What is needed:
Take the records underneath and set them down exactly.

Excerpted data:
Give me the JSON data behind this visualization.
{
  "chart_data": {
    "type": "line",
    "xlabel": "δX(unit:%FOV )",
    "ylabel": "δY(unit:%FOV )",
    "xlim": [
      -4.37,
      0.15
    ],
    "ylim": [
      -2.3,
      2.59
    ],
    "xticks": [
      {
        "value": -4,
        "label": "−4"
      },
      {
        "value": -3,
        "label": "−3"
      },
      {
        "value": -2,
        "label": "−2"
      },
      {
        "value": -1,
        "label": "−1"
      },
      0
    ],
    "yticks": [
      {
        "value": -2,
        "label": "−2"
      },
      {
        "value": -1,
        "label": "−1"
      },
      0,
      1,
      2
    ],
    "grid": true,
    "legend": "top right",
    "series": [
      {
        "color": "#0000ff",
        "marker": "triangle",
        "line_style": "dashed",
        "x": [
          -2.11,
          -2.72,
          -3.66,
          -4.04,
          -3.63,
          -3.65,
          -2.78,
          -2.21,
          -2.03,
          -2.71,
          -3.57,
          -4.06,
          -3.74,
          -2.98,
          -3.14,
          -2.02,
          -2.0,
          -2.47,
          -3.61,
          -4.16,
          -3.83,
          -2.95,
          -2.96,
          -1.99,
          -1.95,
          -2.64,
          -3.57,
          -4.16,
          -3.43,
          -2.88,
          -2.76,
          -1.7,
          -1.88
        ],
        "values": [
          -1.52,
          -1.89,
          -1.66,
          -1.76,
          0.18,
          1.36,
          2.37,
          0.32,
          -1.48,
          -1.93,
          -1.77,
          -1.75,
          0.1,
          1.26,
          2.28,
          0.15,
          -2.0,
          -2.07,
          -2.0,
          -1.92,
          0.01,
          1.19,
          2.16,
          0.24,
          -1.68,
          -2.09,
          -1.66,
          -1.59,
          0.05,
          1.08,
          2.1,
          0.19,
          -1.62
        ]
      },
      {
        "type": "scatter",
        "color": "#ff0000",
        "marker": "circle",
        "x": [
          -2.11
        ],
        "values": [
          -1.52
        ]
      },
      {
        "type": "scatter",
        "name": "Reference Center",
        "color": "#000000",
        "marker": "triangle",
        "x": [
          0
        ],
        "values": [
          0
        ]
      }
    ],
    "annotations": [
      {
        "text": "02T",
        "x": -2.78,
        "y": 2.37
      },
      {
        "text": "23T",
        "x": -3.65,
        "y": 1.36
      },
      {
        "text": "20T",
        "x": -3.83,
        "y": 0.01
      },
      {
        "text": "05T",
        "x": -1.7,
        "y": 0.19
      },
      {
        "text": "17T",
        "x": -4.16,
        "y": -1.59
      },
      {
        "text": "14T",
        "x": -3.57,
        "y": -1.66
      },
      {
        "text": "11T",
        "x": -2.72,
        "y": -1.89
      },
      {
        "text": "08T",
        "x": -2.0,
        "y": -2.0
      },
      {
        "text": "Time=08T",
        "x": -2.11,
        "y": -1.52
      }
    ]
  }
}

Result:
Give me the JSON data behind this visualization.
{
  "chart_data": {
    "type": "line",
    "xlabel": "δX(unit:%FOV )",
    "ylabel": "δY(unit:%FOV )",
    "xlim": [
      -4.37,
      0.15
    ],
    "ylim": [
      -2.3,
      2.59
    ],
    "xticks": [
      {
        "value": -4,
        "label": "−4"
      },
      {
        "value": -3,
        "label": "−3"
      },
      {
        "value": -2,
        "label": "−2"
      },
      {
        "value": -1,
        "label": "−1"
      },
      0
    ],
    "yticks": [
      {
        "value": -2,
        "label": "−2"
      },
      {
        "value": -1,
        "label": "−1"
      },
      0,
      1,
      2
    ],
    "grid": true,
    "legend": "top right",
    "series": [
      {
        "color": "#0000ff",
        "marker": "triangle",
        "line_style": "dashed",
        "x": [
          -2.11,
          -2.72,
          -3.66,
          -4.04,
          -3.63,
          -3.65,
          -2.78,
          -2.21,
          -2.03,
          -2.71,
          -3.57,
          -4.06,
          -3.74,
          -2.98,
          -3.14,
          -2.02,
          -2.0,
          -2.47,
          -3.61,
          -4.16,
          -3.83,
          -2.95,
          -2.96,
          -1.99,
          -1.95,
          -2.64,
          -3.57,
          -4.16,
          -3.43,
          -2.88,
          -2.76,
          -1.7,
          -1.88
        ],
        "values": [
          -1.52,
          -1.89,
          -1.66,
          -1.76,
          0.18,
          1.36,
          2.37,
          0.32,
          -1.48,
          -1.93,
          -1.77,
          -1.75,
          0.1,
          1.26,
          2.28,
          0.15,
          -2.0,
          -2.07,
          -2.0,
          -1.92,
          0.01,
          1.19,
          2.16,
          0.24,
          -1.68,
          -2.09,
          -1.66,
          -1.59,
          0.05,
          1.08,
          2.1,
          0.19,
          -1.62
        ]
      },
      {
        "type": "scatter",
        "color": "#ff0000",
        "marker": "circle",
        "x": [
          -2.11
        ],
        "values": [
          -1.52
        ]
      },
      {
        "type": "scatter",
        "name": "Reference Center",
        "color": "#000000",
        "marker": "triangle",
        "x": [
          0
        ],
        "values": [
          0
        ]
      }
    ],
    "annotations": [
      {
        "text": "02T",
        "x": -2.78,
        "y": 2.37
      },
      {
        "text": "23T",
        "x": -3.65,
        "y": 1.36
      },
      {
        "text": "20T",
        "x": -3.83,
        "y": 0.01
      },
      {
        "text": "05T",
        "x": -1.7,
        "y": 0.19
      },
      {
        "text": "17T",
        "x": -4.16,
        "y": -1.59
      },
      {
        "text": "14T",
        "x": -3.57,
        "y": -1.66
      },
      {
        "text": "11T",
        "x": -2.72,
        "y": -1.89
      },
      {
        "text": "08T",
        "x": -2.0,
        "y": -2.0
      },
      {
        "text": "Time=08T",
        "x": -2.11,
        "y": -1.52
      }
    ]
  }
}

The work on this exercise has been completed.